### [Exercise requirements]
Gather every line from the entries below that includes "exposure".

Stored entries
————————

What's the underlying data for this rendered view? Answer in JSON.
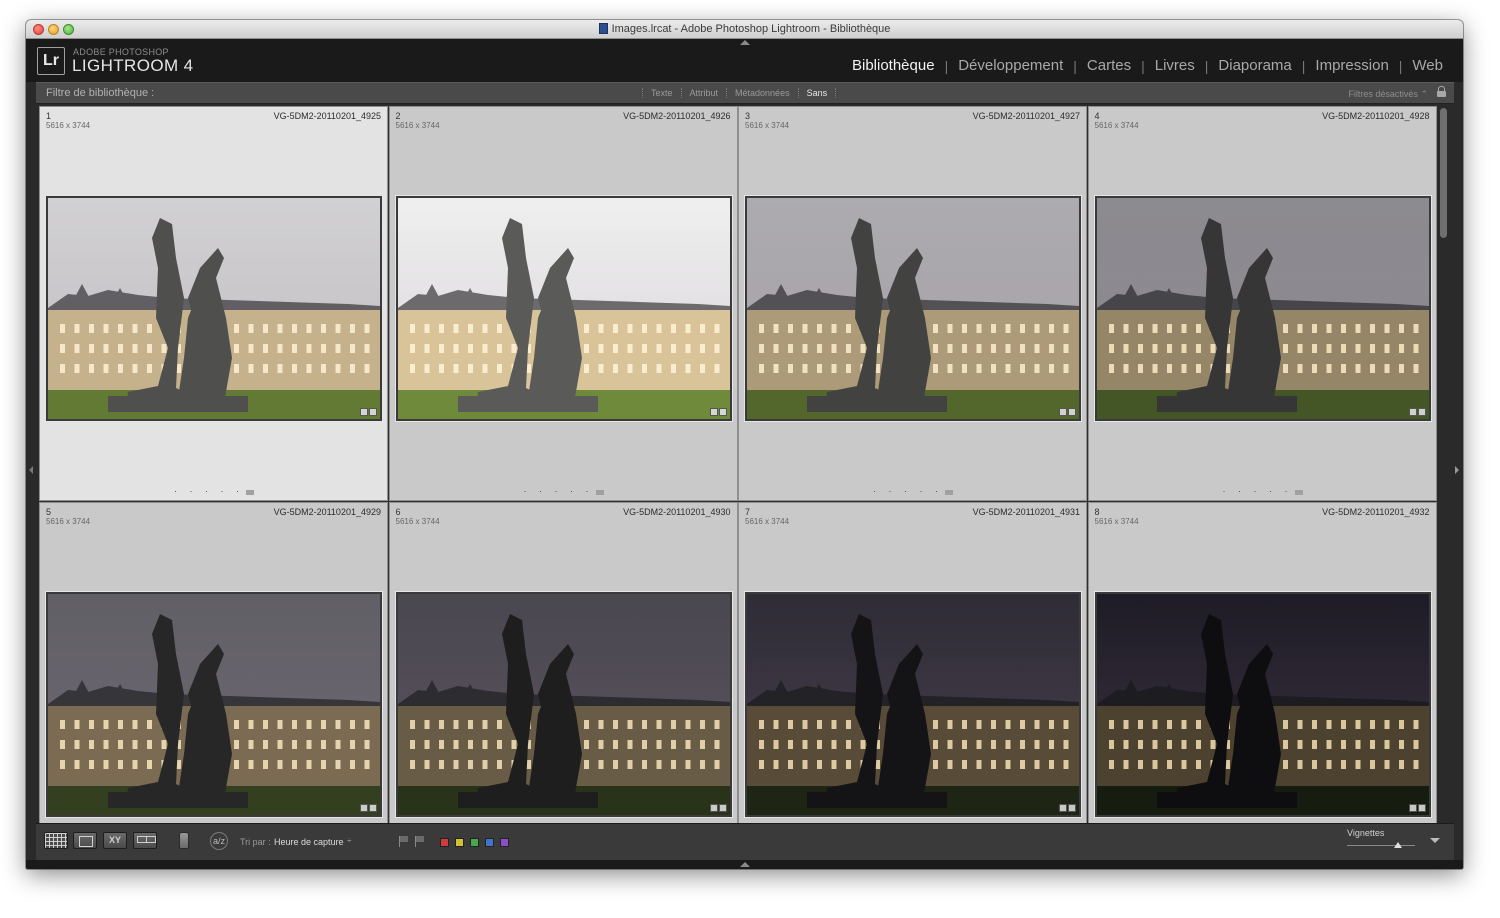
{
  "window": {
    "title": "Images.lrcat - Adobe Photoshop Lightroom - Bibliothèque"
  },
  "header": {
    "product": "ADOBE PHOTOSHOP",
    "version": "LIGHTROOM 4",
    "logo": "Lr",
    "modules": [
      {
        "label": "Bibliothèque",
        "active": true
      },
      {
        "label": "Développement",
        "active": false
      },
      {
        "label": "Cartes",
        "active": false
      },
      {
        "label": "Livres",
        "active": false
      },
      {
        "label": "Diaporama",
        "active": false
      },
      {
        "label": "Impression",
        "active": false
      },
      {
        "label": "Web",
        "active": false
      }
    ],
    "module_separator": "|"
  },
  "filter_bar": {
    "label": "Filtre de bibliothèque :",
    "tabs": [
      {
        "label": "Texte",
        "active": false
      },
      {
        "label": "Attribut",
        "active": false
      },
      {
        "label": "Métadonnées",
        "active": false
      },
      {
        "label": "Sans",
        "active": true
      }
    ],
    "status": "Filtres désactivés",
    "status_chevron": "⌃"
  },
  "grid": {
    "cells": [
      {
        "index": "1",
        "dims": "5616 x 3744",
        "filename": "VG-5DM2-20110201_4925",
        "exposure": 1.0,
        "rating_dots": "· · · · ·",
        "bg": "#e3e3e3"
      },
      {
        "index": "2",
        "dims": "5616 x 3744",
        "filename": "VG-5DM2-20110201_4926",
        "exposure": 1.15,
        "rating_dots": "· · · · ·",
        "bg": "#c9c9c9"
      },
      {
        "index": "3",
        "dims": "5616 x 3744",
        "filename": "VG-5DM2-20110201_4927",
        "exposure": 0.82,
        "rating_dots": "· · · · ·",
        "bg": "#c9c9c9"
      },
      {
        "index": "4",
        "dims": "5616 x 3744",
        "filename": "VG-5DM2-20110201_4928",
        "exposure": 0.66,
        "rating_dots": "· · · · ·",
        "bg": "#c9c9c9"
      },
      {
        "index": "5",
        "dims": "5616 x 3744",
        "filename": "VG-5DM2-20110201_4929",
        "exposure": 0.45,
        "rating_dots": "",
        "bg": "#c9c9c9"
      },
      {
        "index": "6",
        "dims": "5616 x 3744",
        "filename": "VG-5DM2-20110201_4930",
        "exposure": 0.33,
        "rating_dots": "",
        "bg": "#c9c9c9"
      },
      {
        "index": "7",
        "dims": "5616 x 3744",
        "filename": "VG-5DM2-20110201_4931",
        "exposure": 0.2,
        "rating_dots": "",
        "bg": "#c9c9c9"
      },
      {
        "index": "8",
        "dims": "5616 x 3744",
        "filename": "VG-5DM2-20110201_4932",
        "exposure": 0.12,
        "rating_dots": "",
        "bg": "#c9c9c9"
      }
    ]
  },
  "toolbar": {
    "compare_label": "XY",
    "sort_icon_label": "a/z",
    "sort_label": "Tri par :",
    "sort_value": "Heure de capture",
    "sort_chevron": "÷",
    "color_labels": [
      "#d23b3b",
      "#d4c22c",
      "#4aa84a",
      "#3f74c9",
      "#8a4fc7"
    ],
    "thumbnail_label": "Vignettes",
    "thumbnail_size": 0.75
  }
}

————————

### [Result of the task]
        "exposure": 1.0,
        "exposure": 1.15,
        "exposure": 0.82,
        "exposure": 0.66,
        "exposure": 0.45,
        "exposure": 0.33,
        "exposure": 0.2,
        "exposure": 0.12,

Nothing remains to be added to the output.